- _WRITTEN EXERCISE_:
Locate each line below that includes "العامة" and reproduce it.

- _ENTRIES_:
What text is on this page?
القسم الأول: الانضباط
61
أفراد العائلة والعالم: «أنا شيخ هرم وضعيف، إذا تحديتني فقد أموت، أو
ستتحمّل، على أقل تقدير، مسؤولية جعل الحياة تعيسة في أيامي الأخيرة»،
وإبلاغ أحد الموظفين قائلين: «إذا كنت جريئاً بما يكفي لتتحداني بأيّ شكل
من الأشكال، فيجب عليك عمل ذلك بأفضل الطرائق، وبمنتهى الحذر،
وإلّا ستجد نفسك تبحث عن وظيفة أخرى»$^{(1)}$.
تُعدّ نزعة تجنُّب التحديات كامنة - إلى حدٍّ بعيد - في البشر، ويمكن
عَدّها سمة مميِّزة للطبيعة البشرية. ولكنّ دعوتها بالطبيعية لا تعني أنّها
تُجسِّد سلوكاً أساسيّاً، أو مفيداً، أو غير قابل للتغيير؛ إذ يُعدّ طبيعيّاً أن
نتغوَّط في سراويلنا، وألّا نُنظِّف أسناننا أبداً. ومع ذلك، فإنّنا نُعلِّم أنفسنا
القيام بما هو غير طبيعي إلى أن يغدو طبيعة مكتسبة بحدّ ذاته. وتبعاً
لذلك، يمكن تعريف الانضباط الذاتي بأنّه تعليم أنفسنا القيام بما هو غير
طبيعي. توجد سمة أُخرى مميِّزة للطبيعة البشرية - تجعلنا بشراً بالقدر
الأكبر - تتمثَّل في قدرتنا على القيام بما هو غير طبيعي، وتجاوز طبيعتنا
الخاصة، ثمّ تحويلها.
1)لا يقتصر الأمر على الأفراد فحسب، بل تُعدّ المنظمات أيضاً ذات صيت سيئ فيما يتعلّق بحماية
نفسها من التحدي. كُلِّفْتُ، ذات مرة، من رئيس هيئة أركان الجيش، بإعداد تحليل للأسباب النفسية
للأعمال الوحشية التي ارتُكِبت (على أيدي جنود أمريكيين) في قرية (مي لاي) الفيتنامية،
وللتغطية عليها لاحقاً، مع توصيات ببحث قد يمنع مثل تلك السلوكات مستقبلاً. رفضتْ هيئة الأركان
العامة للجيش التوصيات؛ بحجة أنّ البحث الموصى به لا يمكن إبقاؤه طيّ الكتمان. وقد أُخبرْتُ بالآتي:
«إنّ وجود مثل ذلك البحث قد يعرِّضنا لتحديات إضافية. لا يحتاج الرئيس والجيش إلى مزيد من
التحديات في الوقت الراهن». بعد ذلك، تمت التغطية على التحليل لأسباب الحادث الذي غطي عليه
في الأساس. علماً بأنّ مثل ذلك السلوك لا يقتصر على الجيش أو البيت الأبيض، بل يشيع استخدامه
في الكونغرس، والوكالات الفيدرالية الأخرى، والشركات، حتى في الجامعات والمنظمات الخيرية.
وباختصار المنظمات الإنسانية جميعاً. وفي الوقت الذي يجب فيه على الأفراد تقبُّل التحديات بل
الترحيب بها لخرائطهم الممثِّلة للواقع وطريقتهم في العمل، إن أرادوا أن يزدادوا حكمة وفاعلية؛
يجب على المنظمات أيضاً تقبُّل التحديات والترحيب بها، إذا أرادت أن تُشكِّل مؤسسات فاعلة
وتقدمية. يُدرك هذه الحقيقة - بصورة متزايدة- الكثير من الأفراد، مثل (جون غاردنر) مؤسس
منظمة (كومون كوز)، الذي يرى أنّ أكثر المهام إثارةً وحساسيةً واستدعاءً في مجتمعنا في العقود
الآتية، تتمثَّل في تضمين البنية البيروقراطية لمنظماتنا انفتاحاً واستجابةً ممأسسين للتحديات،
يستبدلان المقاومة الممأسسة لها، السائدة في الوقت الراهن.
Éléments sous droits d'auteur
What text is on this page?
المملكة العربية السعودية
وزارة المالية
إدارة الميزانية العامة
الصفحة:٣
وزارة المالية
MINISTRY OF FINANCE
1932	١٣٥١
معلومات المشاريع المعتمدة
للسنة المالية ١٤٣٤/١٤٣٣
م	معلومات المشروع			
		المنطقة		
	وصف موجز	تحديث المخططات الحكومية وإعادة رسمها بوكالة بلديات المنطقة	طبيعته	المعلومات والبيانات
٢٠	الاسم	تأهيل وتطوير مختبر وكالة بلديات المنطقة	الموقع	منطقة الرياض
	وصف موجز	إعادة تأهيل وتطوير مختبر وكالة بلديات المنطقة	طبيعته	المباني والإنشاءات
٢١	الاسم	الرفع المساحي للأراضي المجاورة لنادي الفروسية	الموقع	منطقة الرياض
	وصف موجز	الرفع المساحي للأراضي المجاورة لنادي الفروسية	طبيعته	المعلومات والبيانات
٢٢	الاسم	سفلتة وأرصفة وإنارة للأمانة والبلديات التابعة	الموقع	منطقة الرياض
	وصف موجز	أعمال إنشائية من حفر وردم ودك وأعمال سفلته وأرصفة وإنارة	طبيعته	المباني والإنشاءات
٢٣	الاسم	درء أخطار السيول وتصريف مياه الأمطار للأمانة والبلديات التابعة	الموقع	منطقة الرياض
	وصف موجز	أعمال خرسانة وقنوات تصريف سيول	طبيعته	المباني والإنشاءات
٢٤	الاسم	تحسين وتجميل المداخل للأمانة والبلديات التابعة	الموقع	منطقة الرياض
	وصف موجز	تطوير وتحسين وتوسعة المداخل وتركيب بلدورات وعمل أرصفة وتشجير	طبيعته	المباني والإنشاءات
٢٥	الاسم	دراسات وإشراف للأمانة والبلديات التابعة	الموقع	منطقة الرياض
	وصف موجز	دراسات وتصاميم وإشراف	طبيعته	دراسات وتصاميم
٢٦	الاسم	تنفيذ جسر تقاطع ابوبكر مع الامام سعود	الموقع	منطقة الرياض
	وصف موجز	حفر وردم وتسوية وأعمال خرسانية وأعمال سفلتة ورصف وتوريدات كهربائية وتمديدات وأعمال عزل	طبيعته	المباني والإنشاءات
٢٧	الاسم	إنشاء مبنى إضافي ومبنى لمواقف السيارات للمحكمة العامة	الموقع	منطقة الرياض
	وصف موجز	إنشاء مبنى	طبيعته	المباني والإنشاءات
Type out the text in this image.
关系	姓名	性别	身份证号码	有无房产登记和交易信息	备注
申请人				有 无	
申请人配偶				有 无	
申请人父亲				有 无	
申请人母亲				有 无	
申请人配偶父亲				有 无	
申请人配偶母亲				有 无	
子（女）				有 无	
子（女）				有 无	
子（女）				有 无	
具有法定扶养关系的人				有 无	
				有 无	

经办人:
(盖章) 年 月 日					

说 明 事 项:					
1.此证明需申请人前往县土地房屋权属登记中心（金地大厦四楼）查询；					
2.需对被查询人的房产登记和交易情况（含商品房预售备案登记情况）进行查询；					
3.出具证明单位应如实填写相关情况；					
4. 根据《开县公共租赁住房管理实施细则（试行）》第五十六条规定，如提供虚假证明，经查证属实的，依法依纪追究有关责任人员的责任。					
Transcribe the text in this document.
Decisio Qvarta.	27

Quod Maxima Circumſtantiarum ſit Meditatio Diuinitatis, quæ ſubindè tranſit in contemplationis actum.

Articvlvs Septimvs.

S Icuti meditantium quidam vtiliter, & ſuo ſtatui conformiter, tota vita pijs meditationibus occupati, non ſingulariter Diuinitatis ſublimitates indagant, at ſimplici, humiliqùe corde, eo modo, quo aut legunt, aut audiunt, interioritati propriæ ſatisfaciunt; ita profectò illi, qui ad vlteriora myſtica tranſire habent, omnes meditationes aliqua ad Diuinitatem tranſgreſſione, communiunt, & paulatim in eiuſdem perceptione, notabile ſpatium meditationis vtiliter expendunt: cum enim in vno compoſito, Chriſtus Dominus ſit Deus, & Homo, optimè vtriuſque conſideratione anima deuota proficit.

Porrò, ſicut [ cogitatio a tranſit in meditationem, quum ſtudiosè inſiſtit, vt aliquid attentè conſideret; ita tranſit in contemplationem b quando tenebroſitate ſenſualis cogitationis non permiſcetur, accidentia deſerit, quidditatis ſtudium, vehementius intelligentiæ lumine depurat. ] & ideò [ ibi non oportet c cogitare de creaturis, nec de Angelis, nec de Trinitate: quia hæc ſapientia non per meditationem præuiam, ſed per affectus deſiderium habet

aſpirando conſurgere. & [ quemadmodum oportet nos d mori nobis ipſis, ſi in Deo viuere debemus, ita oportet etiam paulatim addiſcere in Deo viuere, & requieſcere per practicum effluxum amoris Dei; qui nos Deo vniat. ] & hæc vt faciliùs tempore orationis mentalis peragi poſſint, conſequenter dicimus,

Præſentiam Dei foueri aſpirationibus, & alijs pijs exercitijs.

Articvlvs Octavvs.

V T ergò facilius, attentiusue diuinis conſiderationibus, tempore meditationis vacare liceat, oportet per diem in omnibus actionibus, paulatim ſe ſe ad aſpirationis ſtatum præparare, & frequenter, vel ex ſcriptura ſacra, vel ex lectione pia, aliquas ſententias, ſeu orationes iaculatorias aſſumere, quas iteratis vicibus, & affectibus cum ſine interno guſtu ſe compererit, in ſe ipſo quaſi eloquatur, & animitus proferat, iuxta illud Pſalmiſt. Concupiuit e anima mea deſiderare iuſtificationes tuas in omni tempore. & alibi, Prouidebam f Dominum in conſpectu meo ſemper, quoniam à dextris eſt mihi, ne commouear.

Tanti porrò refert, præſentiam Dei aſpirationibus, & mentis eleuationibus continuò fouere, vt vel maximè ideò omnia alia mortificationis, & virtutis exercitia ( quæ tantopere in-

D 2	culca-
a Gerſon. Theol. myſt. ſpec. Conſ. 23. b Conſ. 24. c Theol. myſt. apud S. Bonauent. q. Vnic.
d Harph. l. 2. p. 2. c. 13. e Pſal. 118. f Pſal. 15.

- _PROBLEM SOLUTION_:
العامة للجيش التوصيات؛ بحجة أنّ البحث الموصى به لا يمكن إبقاؤه طيّ الكتمان. وقد أُخبرْتُ بالآتي:
إدارة الميزانية العامة
٢٧	الاسم	إنشاء مبنى إضافي ومبنى لمواقف السيارات للمحكمة العامة	الموقع	منطقة الرياض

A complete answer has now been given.